» **TASK OBJECTIVE**: Report the number of lines that hold the string "года". Leave out any other text.

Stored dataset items
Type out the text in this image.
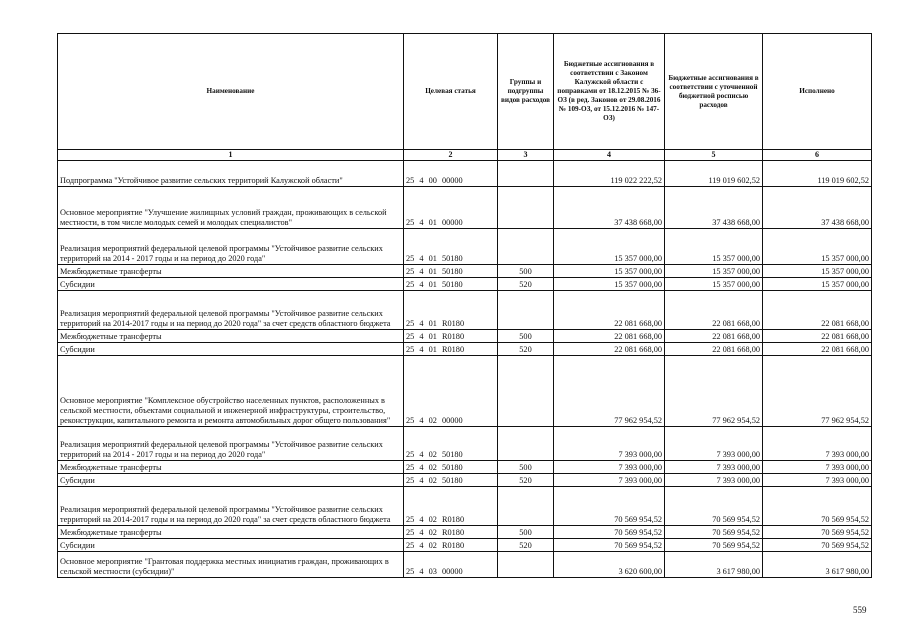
Наименование	Целевая статья	Группы и подгруппы видов расходов	Бюджетные ассигнования в соответствии с Законом Калужской области с поправками от 18.12.2015 № 36-ОЗ (в ред. Законов от 29.08.2016 № 109-ОЗ, от 15.12.2016 № 147-ОЗ)	Бюджетные ассигнования в соответствии с уточненной бюджетной росписью расходов	Исполнено
1	2	3	4	5	6
Подпрограмма "Устойчивое развитие сельских территорий Калужской области"	25 4 00 00000		119 022 222,52	119 019 602,52	119 019 602,52
Основное мероприятие "Улучшение жилищных условий граждан, проживающих в сельской местности, в том числе молодых семей и молодых специалистов"	25 4 01 00000		37 438 668,00	37 438 668,00	37 438 668,00
Реализация мероприятий федеральной целевой программы "Устойчивое развитие сельских территорий на 2014 - 2017 годы и на период до 2020 года"	25 4 01 50180		15 357 000,00	15 357 000,00	15 357 000,00
Межбюджетные трансферты	25 4 01 50180	500	15 357 000,00	15 357 000,00	15 357 000,00
Субсидии	25 4 01 50180	520	15 357 000,00	15 357 000,00	15 357 000,00
Реализация мероприятий федеральной целевой программы "Устойчивое развитие сельских территорий на 2014-2017 годы и на период до 2020 года" за счет средств областного бюджета	25 4 01 R0180		22 081 668,00	22 081 668,00	22 081 668,00
Межбюджетные трансферты	25 4 01 R0180	500	22 081 668,00	22 081 668,00	22 081 668,00
Субсидии	25 4 01 R0180	520	22 081 668,00	22 081 668,00	22 081 668,00
Основное мероприятие "Комплексное обустройство населенных пунктов, расположенных в сельской местности, объектами социальной и инженерной инфраструктуры, строительство, реконструкции, капитального ремонта и ремонта автомобильных дорог общего пользования"	25 4 02 00000		77 962 954,52	77 962 954,52	77 962 954,52
Реализация мероприятий федеральной целевой программы "Устойчивое развитие сельских территорий на 2014 - 2017 годы и на период до 2020 года"	25 4 02 50180		7 393 000,00	7 393 000,00	7 393 000,00
Межбюджетные трансферты	25 4 02 50180	500	7 393 000,00	7 393 000,00	7 393 000,00
Субсидии	25 4 02 50180	520	7 393 000,00	7 393 000,00	7 393 000,00
Реализация мероприятий федеральной целевой программы "Устойчивое развитие сельских территорий на 2014-2017 годы и на период до 2020 года" за счет средств областного бюджета	25 4 02 R0180		70 569 954,52	70 569 954,52	70 569 954,52
Межбюджетные трансферты	25 4 02 R0180	500	70 569 954,52	70 569 954,52	70 569 954,52
Субсидии	25 4 02 R0180	520	70 569 954,52	70 569 954,52	70 569 954,52
Основное мероприятие "Грантовая поддержка местных инициатив граждан, проживающих в сельской местности (субсидии)"	25 4 03 00000		3 620 600,00	3 617 980,00	3 617 980,00
559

» **TASK RESPONSE**: 4